Money Money Money: Top things to keep in mind while preparing retirement plan

By CNBC-TV18 Dec 5, 2018 8:58:54 AM IST (Published)

It's not easy to estimate how much corpus one will need after the retirement because so many factors such as lifestyle, investment options, long-term plans and most importantly inflation comes into play. But no matter how intimidating it may sound, retirement planning has become a need for working professionals, who have no income avenues after 60s.

To help you get retirement-ready, CNBC-TV18 spoke to Feroze Azeez, deputy CEO of Anand Rathi Private Wealth Management. Here's the full transcript of the interview:
Q: This is something that we do not want to really think about but the fact is that the numbers keep compounding and some of the formulas out there are pretty scary. I have seen estimates ranging from you should retire with Rs 8 crore, Rs 10 crore, to Rs 12 crore. So you are always wondering whether this is a little overblown or whether there is truth to these numbers. What is the first thing you tell your clients when they come to you to talk about retirement planning?
A: Firstly, not too many people proactively come to talk about retirement planning. So that is a subject which requires an external catalyst to start thinking like you are doing here, viewers need to be pushed to think of it.
Point two, when they come to you, you would tell them that you have to be keeping inflation in mind. Inflation is a silent killer. It has actually destroyed 98 percent of the value in the last 30 years. So if you needed Rs 2 now, you need Rs 100 or more to buy the same commodity in the last 30 years. So inflation cannot be ignored for long terms goals.
Third is, retirement will require huge attention because there is nothing called retirement loan. You get an education loan, you get every loan, but there is nothing called retirement loan. So we make sure that the person is conscious about inflation, also is conscious about placing a lot of emphasis and his allocation of the disposable income into a retirement corpus.
Q: So the question is first of all defining this corpus, how much do you need, some of the simple formulas that one looks at simply go on adding the inflation factor to your expenses as of today. So if I were to add inflation and look at the same expenses let us say 20-30 years down the line, then where would I be or how much would I need, how do you go about working the numbers?
A: One assumption, like you said, is if I have to retain my lifestyle. Forget about lifestyle upgrades which most humans actually upgrade their lifestyles. Let us assume that upgradation of lifestyle is aside, if I have an expense today of Rs 1 lakh a month, I will have to first see how far away from retirement am I.
So one variable is what is my current expense, the second variable is how far from retirement am I as an individual, and third is what is the rate of inflation you can envisage for the next 20- 25 years depending on how long do you have to work. So that is a very tough one, but you can definitely take a cue from the last 20 years history and derive at a stable number of 7-8 percent kind of an inflation number. Of course there could be in pockets of 25 years something like hyperinflation or inflation can go lower as well.

# Problems and tasks
1. Rewrite the paragraph of the retirement interview that begins "So one variable is what is my current expense" as a short list of the variables it names. Keep its main facts.
2. Quote the stretch of the retirement interview from "Third is, retirement" through "a retirement corpus.".

# Material provided
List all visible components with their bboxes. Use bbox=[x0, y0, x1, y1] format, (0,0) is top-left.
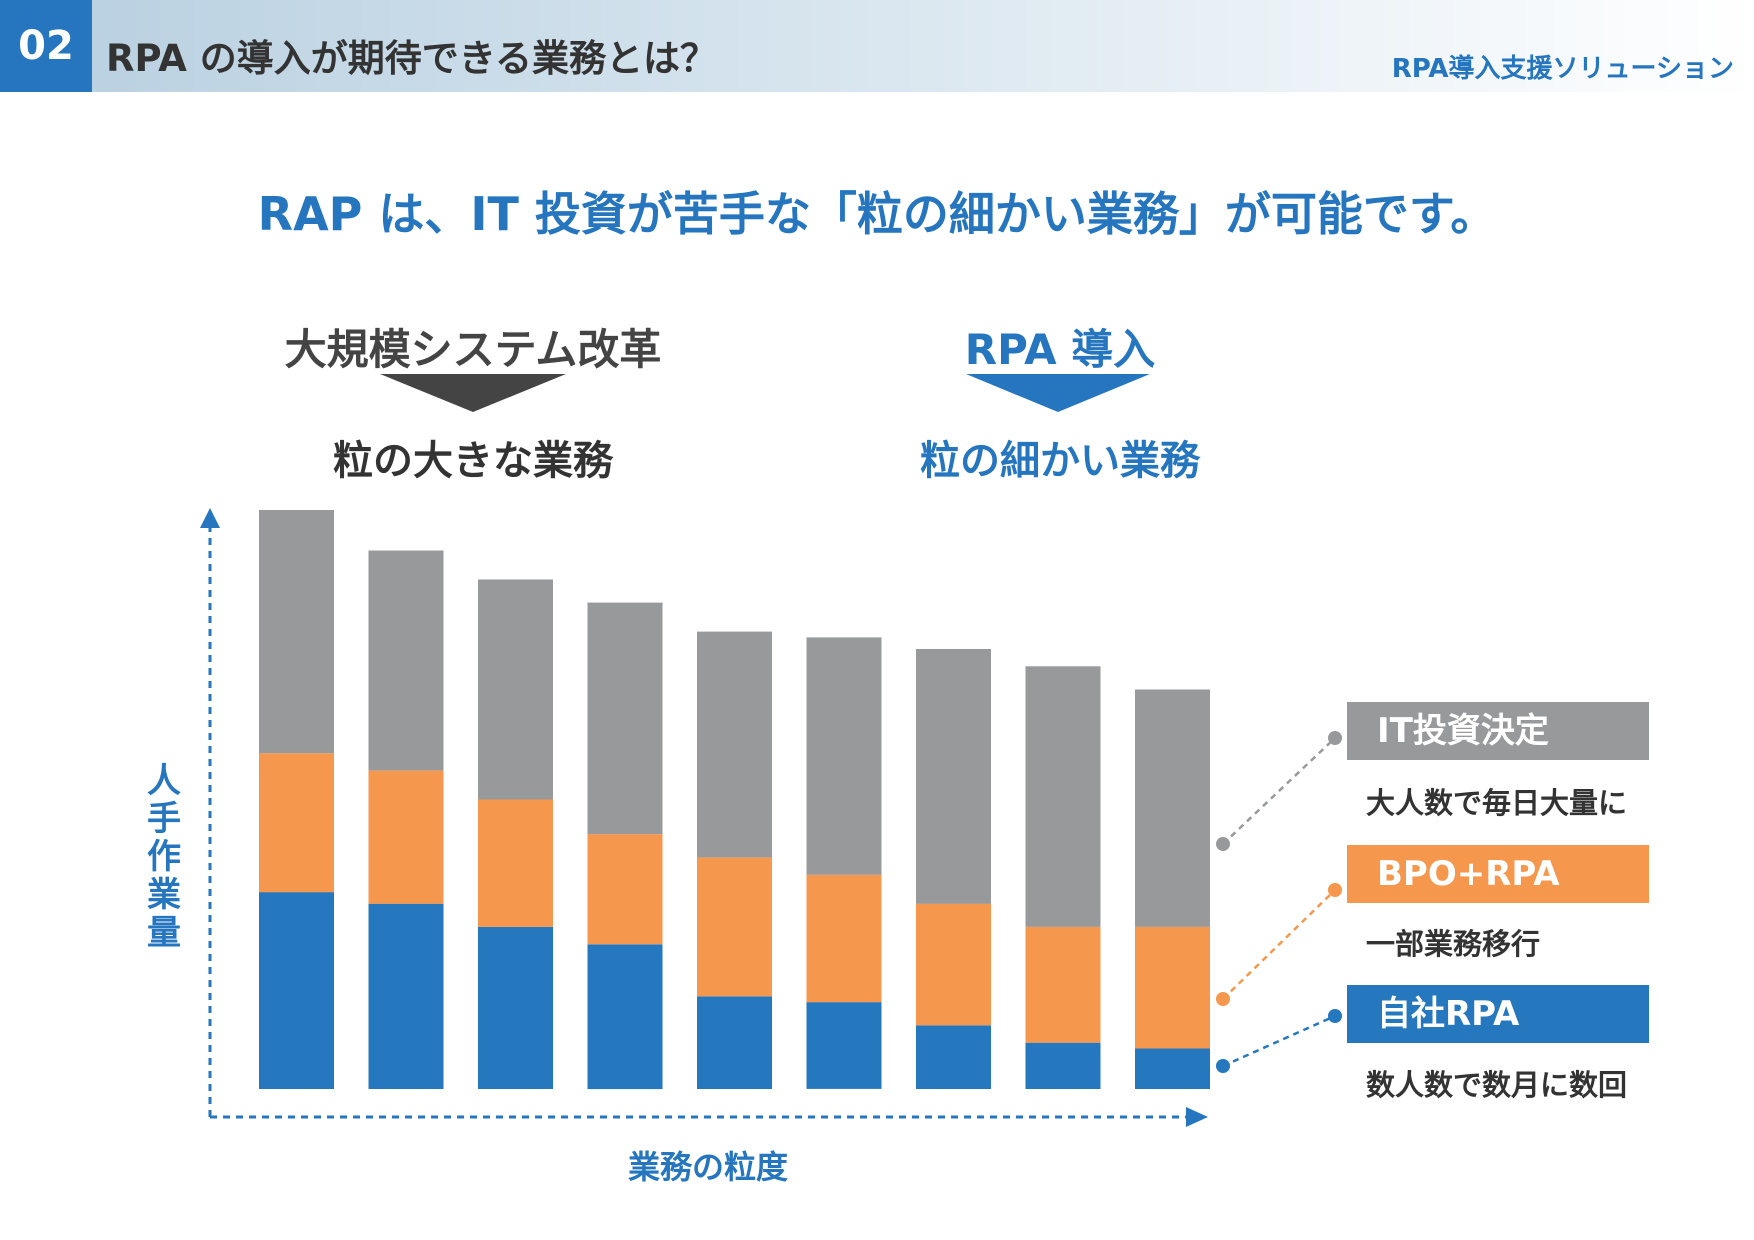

# Set of answers
1.
- Current expense.
- How far the individual is from retirement.
- The inflation rate expected over the next 20–25 years, depending on how long one has left to work. This is hard to judge, but the last 20 years suggest a stable figure of about 7–8 percent, though some stretches within 25 years could see hyperinflation or lower inflation.

2.
Third is, retirement will require huge attention because there is nothing called retirement loan. You get an education loan, you get every loan, but there is nothing called retirement loan. So we make sure that the person is conscious about inflation, also is conscious about placing a lot of emphasis and his allocation of the disposable income into a retirement corpus.